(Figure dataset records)
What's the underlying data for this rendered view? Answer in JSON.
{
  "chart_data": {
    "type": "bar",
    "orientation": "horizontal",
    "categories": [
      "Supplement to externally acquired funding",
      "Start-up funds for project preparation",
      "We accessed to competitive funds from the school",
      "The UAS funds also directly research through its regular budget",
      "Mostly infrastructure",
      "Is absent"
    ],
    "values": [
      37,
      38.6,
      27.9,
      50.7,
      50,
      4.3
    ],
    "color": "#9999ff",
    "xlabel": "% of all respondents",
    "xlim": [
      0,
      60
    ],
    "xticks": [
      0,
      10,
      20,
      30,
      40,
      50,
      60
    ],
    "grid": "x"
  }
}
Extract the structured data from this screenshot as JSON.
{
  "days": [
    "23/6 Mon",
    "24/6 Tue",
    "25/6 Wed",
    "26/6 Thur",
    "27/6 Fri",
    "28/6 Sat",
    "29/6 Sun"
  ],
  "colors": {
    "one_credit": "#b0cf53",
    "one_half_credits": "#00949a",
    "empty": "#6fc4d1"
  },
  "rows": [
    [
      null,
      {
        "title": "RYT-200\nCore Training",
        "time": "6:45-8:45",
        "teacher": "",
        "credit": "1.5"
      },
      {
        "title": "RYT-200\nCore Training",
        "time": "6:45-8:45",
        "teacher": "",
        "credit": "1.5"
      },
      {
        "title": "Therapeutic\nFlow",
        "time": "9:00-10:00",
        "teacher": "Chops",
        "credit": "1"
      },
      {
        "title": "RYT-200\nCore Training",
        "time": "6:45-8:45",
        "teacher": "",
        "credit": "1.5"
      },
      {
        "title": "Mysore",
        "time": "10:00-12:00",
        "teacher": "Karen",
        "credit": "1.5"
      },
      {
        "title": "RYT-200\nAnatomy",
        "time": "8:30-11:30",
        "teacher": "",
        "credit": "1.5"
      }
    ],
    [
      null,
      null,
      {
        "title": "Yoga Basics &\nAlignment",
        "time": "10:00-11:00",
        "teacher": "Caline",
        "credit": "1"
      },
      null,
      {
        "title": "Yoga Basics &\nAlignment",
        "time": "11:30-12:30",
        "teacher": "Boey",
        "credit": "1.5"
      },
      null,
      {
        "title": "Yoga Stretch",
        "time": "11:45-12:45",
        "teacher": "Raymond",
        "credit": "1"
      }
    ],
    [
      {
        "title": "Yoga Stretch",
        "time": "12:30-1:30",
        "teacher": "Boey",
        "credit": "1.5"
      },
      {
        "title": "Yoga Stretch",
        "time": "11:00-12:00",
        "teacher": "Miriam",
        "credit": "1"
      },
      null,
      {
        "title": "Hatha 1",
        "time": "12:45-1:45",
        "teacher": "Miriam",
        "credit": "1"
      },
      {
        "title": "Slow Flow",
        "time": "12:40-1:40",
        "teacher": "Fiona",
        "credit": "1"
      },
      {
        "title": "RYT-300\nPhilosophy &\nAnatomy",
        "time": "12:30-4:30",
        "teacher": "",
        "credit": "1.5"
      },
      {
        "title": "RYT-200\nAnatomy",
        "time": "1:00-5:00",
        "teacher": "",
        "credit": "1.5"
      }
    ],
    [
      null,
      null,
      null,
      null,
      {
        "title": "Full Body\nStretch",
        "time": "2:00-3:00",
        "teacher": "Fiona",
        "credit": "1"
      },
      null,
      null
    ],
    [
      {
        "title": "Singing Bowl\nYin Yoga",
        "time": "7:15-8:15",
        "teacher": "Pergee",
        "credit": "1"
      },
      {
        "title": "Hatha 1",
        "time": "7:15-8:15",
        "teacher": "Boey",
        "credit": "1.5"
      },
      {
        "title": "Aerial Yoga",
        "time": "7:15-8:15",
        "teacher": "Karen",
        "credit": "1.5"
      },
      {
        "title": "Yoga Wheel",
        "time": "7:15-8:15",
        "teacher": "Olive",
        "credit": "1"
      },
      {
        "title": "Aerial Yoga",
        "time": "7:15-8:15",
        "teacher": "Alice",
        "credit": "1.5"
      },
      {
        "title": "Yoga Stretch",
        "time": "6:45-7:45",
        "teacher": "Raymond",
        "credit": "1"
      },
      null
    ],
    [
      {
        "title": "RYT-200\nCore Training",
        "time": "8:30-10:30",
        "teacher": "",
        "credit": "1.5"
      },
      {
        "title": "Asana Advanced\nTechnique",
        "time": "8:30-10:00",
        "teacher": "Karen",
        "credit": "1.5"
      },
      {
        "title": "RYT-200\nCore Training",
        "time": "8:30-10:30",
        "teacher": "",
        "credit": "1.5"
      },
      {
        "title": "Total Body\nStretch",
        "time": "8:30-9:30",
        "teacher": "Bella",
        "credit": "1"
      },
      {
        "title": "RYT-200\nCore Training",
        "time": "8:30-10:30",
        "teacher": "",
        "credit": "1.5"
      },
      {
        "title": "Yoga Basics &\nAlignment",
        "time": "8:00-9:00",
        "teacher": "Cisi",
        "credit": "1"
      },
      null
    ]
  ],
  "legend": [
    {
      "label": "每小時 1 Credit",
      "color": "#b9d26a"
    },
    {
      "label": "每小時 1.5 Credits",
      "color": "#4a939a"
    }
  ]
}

### [What you need to do]
Of the lines above, how many contain the word "from"? Provide the number and nothing else.

### [The output]
2